─── Supplied records

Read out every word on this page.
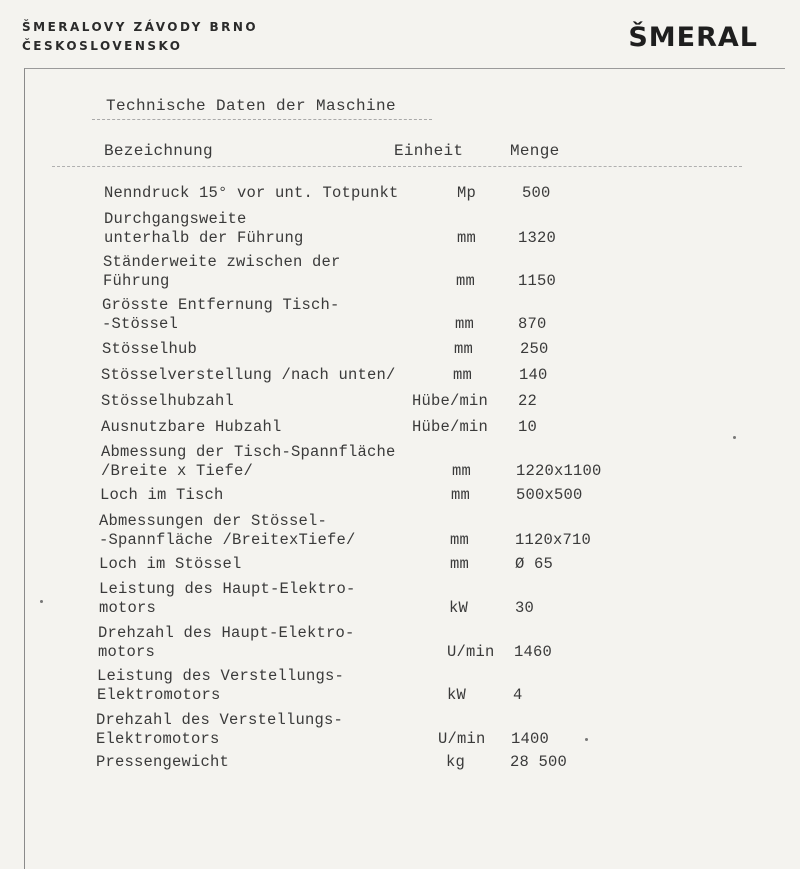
ŠMERALOVY ZÁVODY BRNO
ČESKOSLOVENSKO	ŠMERAL
Technische Daten der Maschine
Bezeichnung	Einheit	Menge
Nenndruck 15° vor unt. Totpunkt	Mp	500
Durchgangsweite
unterhalb der Führung	mm	1320
Ständerweite zwischen der
Führung	mm	1150
Grösste Entfernung Tisch-
-Stössel	mm	870
Stösselhub	mm	250
Stösselverstellung /nach unten/	mm	140
Stösselhubzahl	Hübe/min 22
Ausnutzbare Hubzahl	Hübe/min 10
Abmessung der Tisch-Spannfläche /Breite x Tiefe/	mm	1220x1100
Loch im Tisch	mm	500x500
Abmessungen der Stössel-
-Spannfläche /BreitexTiefe/	mm	1120x710
Loch im Stössel	mm	Ø 65
Leistung des Haupt-Elektro-
motors	kW	30
Drehzahl des Haupt-Elektro-
motors	U/min 1460
Leistung des Verstellungs-
Elektromotors	kW	4
Drehzahl des Verstellungs-
Elektromotors	U/min 1400
Pressengewicht	kg	28 500
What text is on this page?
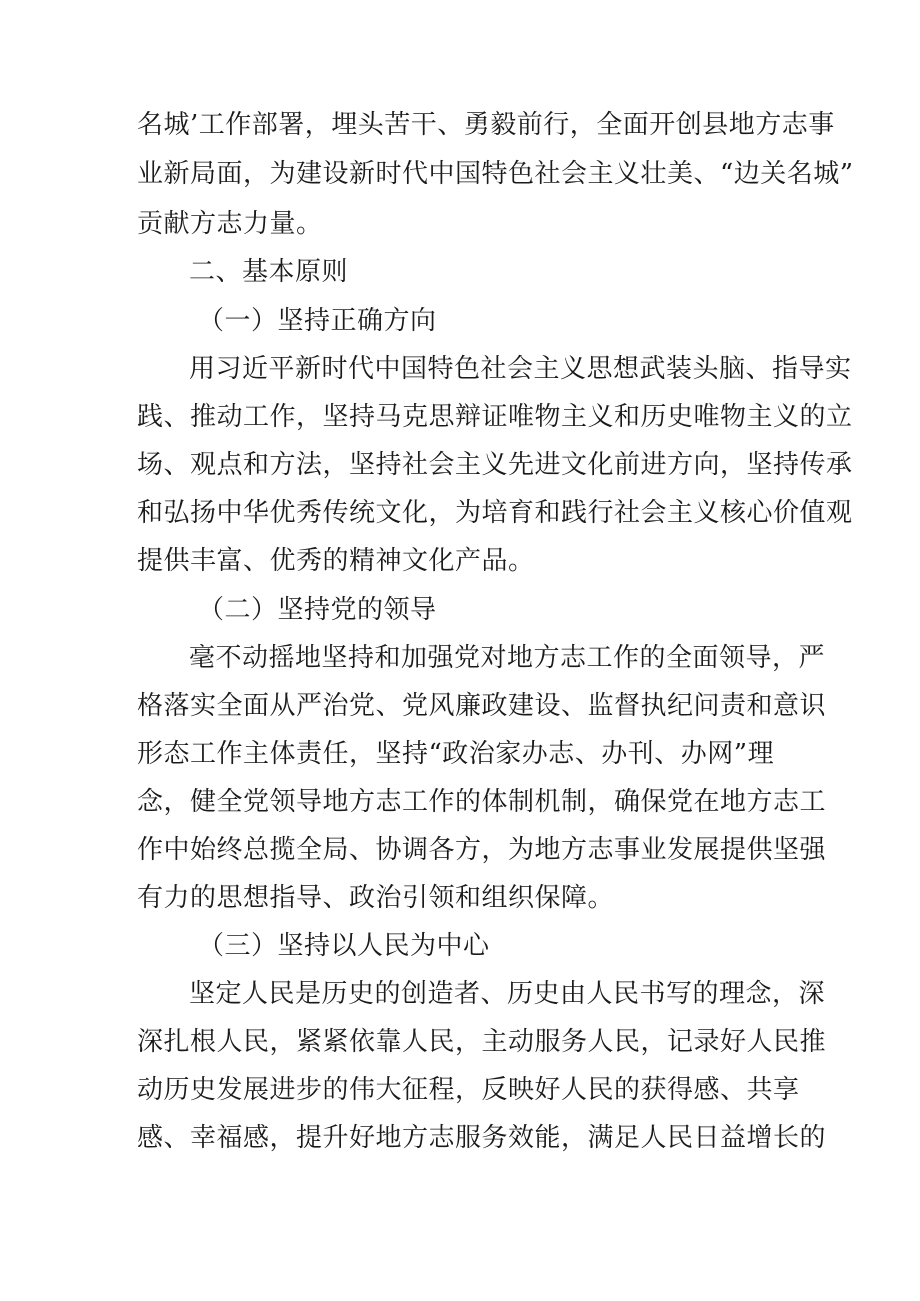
名城’工作部署，埋头苦干、勇毅前行，全面开创县地方志事
业新局面，为建设新时代中国特色社会主义壮美、“边关名城”
贡献方志力量。
二、基本原则
（一）坚持正确方向
用习近平新时代中国特色社会主义思想武装头脑、指导实
践、推动工作，坚持马克思辩证唯物主义和历史唯物主义的立
场、观点和方法，坚持社会主义先进文化前进方向，坚持传承
和弘扬中华优秀传统文化，为培育和践行社会主义核心价值观
提供丰富、优秀的精神文化产品。
（二）坚持党的领导
毫不动摇地坚持和加强党对地方志工作的全面领导，严
格落实全面从严治党、党风廉政建设、监督执纪问责和意识
形态工作主体责任，坚持“政治家办志、办刊、办网”理
念，健全党领导地方志工作的体制机制，确保党在地方志工
作中始终总揽全局、协调各方，为地方志事业发展提供坚强
有力的思想指导、政治引领和组织保障。
（三）坚持以人民为中心
坚定人民是历史的创造者、历史由人民书写的理念，深
深扎根人民，紧紧依靠人民，主动服务人民，记录好人民推
动历史发展进步的伟大征程，反映好人民的获得感、共享
感、幸福感，提升好地方志服务效能，满足人民日益增长的
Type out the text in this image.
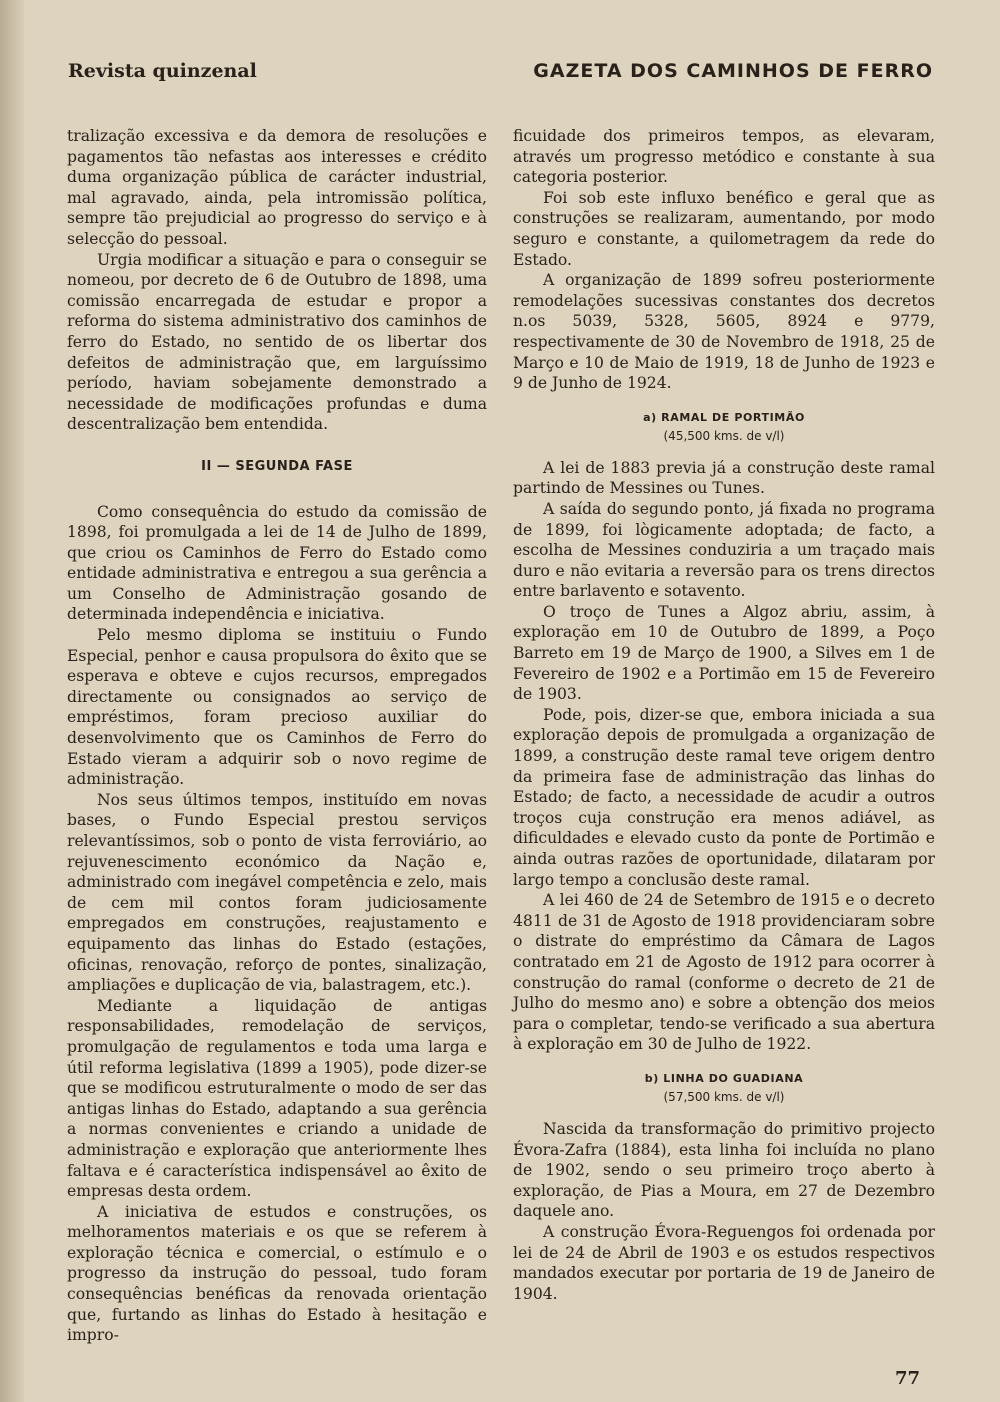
Revista quinzenal	GAZETA DOS CAMINHOS DE FERRO

tralização excessiva e da demora de resoluções e pagamentos tão nefastas aos interesses e crédito duma organização pública de carácter industrial, mal agravado, ainda, pela intromissão política, sempre tão prejudicial ao progresso do serviço e à selecção do pessoal.

Urgia modificar a situação e para o conseguir se nomeou, por decreto de 6 de Outubro de 1898, uma comissão encarregada de estudar e propor a reforma do sistema administrativo dos caminhos de ferro do Estado, no sentido de os libertar dos defeitos de administração que, em larguíssimo período, haviam sobejamente demonstrado a necessidade de modificações profundas e duma descentralização bem entendida.

II — SEGUNDA FASE

Como consequência do estudo da comissão de 1898, foi promulgada a lei de 14 de Julho de 1899, que criou os Caminhos de Ferro do Estado como entidade administrativa e entregou a sua gerência a um Conselho de Administração gosando de determinada independência e iniciativa.

Pelo mesmo diploma se instituiu o Fundo Especial, penhor e causa propulsora do êxito que se esperava e obteve e cujos recursos, empregados directamente ou consignados ao serviço de empréstimos, foram precioso auxiliar do desenvolvimento que os Caminhos de Ferro do Estado vieram a adquirir sob o novo regime de administração.

Nos seus últimos tempos, instituído em novas bases, o Fundo Especial prestou serviços relevantíssimos, sob o ponto de vista ferroviário, ao rejuvenescimento económico da Nação e, administrado com inegável competência e zelo, mais de cem mil contos foram judiciosamente empregados em construções, reajustamento e equipamento das linhas do Estado (estações, oficinas, renovação, reforço de pontes, sinalização, ampliações e duplicação de via, balastragem, etc.).

Mediante a liquidação de antigas responsabilidades, remodelação de serviços, promulgação de regulamentos e toda uma larga e útil reforma legislativa (1899 a 1905), pode dizer-se que se modificou estruturalmente o modo de ser das antigas linhas do Estado, adaptando a sua gerência a normas convenientes e criando a unidade de administração e exploração que anteriormente lhes faltava e é característica indispensável ao êxito de empresas desta ordem.

A iniciativa de estudos e construções, os melhoramentos materiais e os que se referem à exploração técnica e comercial, o estímulo e o progresso da instrução do pessoal, tudo foram consequências benéficas da renovada orientação que, furtando as linhas do Estado à hesitação e impro-

ficuidade dos primeiros tempos, as elevaram, através um progresso metódico e constante à sua categoria posterior.

Foi sob este influxo benéfico e geral que as construções se realizaram, aumentando, por modo seguro e constante, a quilometragem da rede do Estado.

A organização de 1899 sofreu posteriormente remodelações sucessivas constantes dos decretos n.os 5039, 5328, 5605, 8924 e 9779, respectivamente de 30 de Novembro de 1918, 25 de Março e 10 de Maio de 1919, 18 de Junho de 1923 e 9 de Junho de 1924.

a) RAMAL DE PORTIMÃO
(45,500 kms. de v/l)

A lei de 1883 previa já a construção deste ramal partindo de Messines ou Tunes.

A saída do segundo ponto, já fixada no programa de 1899, foi lògicamente adoptada; de facto, a escolha de Messines conduziria a um traçado mais duro e não evitaria a reversão para os trens directos entre barlavento e sotavento.

O troço de Tunes a Algoz abriu, assim, à exploração em 10 de Outubro de 1899, a Poço Barreto em 19 de Março de 1900, a Silves em 1 de Fevereiro de 1902 e a Portimão em 15 de Fevereiro de 1903.

Pode, pois, dizer-se que, embora iniciada a sua exploração depois de promulgada a organização de 1899, a construção deste ramal teve origem dentro da primeira fase de administração das linhas do Estado; de facto, a necessidade de acudir a outros troços cuja construção era menos adiável, as dificuldades e elevado custo da ponte de Portimão e ainda outras razões de oportunidade, dilataram por largo tempo a conclusão deste ramal.

A lei 460 de 24 de Setembro de 1915 e o decreto 4811 de 31 de Agosto de 1918 providenciaram sobre o distrate do empréstimo da Câmara de Lagos contratado em 21 de Agosto de 1912 para ocorrer à construção do ramal (conforme o decreto de 21 de Julho do mesmo ano) e sobre a obtenção dos meios para o completar, tendo-se verificado a sua abertura à exploração em 30 de Julho de 1922.

b) LINHA DO GUADIANA
(57,500 kms. de v/l)

Nascida da transformação do primitivo projecto Évora-Zafra (1884), esta linha foi incluída no plano de 1902, sendo o seu primeiro troço aberto à exploração, de Pias a Moura, em 27 de Dezembro daquele ano.

A construção Évora-Reguengos foi ordenada por lei de 24 de Abril de 1903 e os estudos respectivos mandados executar por portaria de 19 de Janeiro de 1904.

77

──────

#### Given exercise:
State how many lines of the data include the word "Elektromotors", with nothing else.

#### Exercise output:
2